What you should do
Below is a block of records; return all of them exactly, but without the images.
---------- Exercise material ----------
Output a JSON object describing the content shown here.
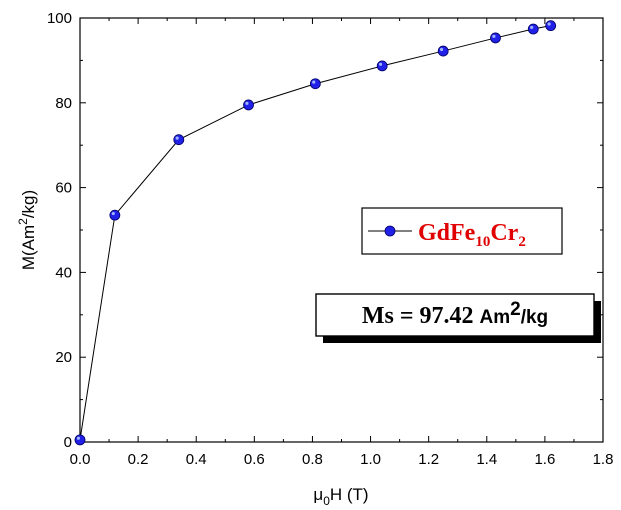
{
  "chart_data": {
    "type": "line",
    "xlabel": {
      "main": "μ",
      "sub": "0",
      "rest": "H (T)"
    },
    "ylabel": {
      "main": "M(Am",
      "sup": "2",
      "rest": "/kg)"
    },
    "xlim": [
      0.0,
      1.8
    ],
    "ylim": [
      0,
      100
    ],
    "xticks": [
      0.0,
      0.2,
      0.4,
      0.6,
      0.8,
      1.0,
      1.2,
      1.4,
      1.6,
      1.8
    ],
    "xtick_labels": [
      "0.0",
      "0.2",
      "0.4",
      "0.6",
      "0.8",
      "1.0",
      "1.2",
      "1.4",
      "1.6",
      "1.8"
    ],
    "yticks": [
      0,
      20,
      40,
      60,
      80,
      100
    ],
    "ytick_labels": [
      "0",
      "20",
      "40",
      "60",
      "80",
      "100"
    ],
    "grid": false,
    "series": [
      {
        "name": "GdFe10Cr2",
        "name_parts": {
          "a": "GdFe",
          "b": "10",
          "c": "Cr",
          "d": "2"
        },
        "color": "#0000ff",
        "line_color": "#000000",
        "x": [
          0.0,
          0.12,
          0.34,
          0.58,
          0.81,
          1.04,
          1.25,
          1.43,
          1.56,
          1.62
        ],
        "y": [
          0.5,
          53.5,
          71.3,
          79.5,
          84.5,
          88.7,
          92.2,
          95.3,
          97.4,
          98.2
        ]
      }
    ],
    "legend_position": "center-right",
    "annotation": {
      "part1": "Ms = 97.42 ",
      "part2": "Am",
      "sup": "2",
      "part3": "/kg"
    }
  }
}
----------
Task solution
Output a JSON object describing the content shown here.
{
  "chart_data": {
    "type": "line",
    "xlabel": {
      "main": "μ",
      "sub": "0",
      "rest": "H (T)"
    },
    "ylabel": {
      "main": "M(Am",
      "sup": "2",
      "rest": "/kg)"
    },
    "xlim": [
      0.0,
      1.8
    ],
    "ylim": [
      0,
      100
    ],
    "xticks": [
      0.0,
      0.2,
      0.4,
      0.6,
      0.8,
      1.0,
      1.2,
      1.4,
      1.6,
      1.8
    ],
    "xtick_labels": [
      "0.0",
      "0.2",
      "0.4",
      "0.6",
      "0.8",
      "1.0",
      "1.2",
      "1.4",
      "1.6",
      "1.8"
    ],
    "yticks": [
      0,
      20,
      40,
      60,
      80,
      100
    ],
    "ytick_labels": [
      "0",
      "20",
      "40",
      "60",
      "80",
      "100"
    ],
    "grid": false,
    "series": [
      {
        "name": "GdFe10Cr2",
        "name_parts": {
          "a": "GdFe",
          "b": "10",
          "c": "Cr",
          "d": "2"
        },
        "color": "#0000ff",
        "line_color": "#000000",
        "x": [
          0.0,
          0.12,
          0.34,
          0.58,
          0.81,
          1.04,
          1.25,
          1.43,
          1.56,
          1.62
        ],
        "y": [
          0.5,
          53.5,
          71.3,
          79.5,
          84.5,
          88.7,
          92.2,
          95.3,
          97.4,
          98.2
        ]
      }
    ],
    "legend_position": "center-right",
    "annotation": {
      "part1": "Ms = 97.42 ",
      "part2": "Am",
      "sup": "2",
      "part3": "/kg"
    }
  }
}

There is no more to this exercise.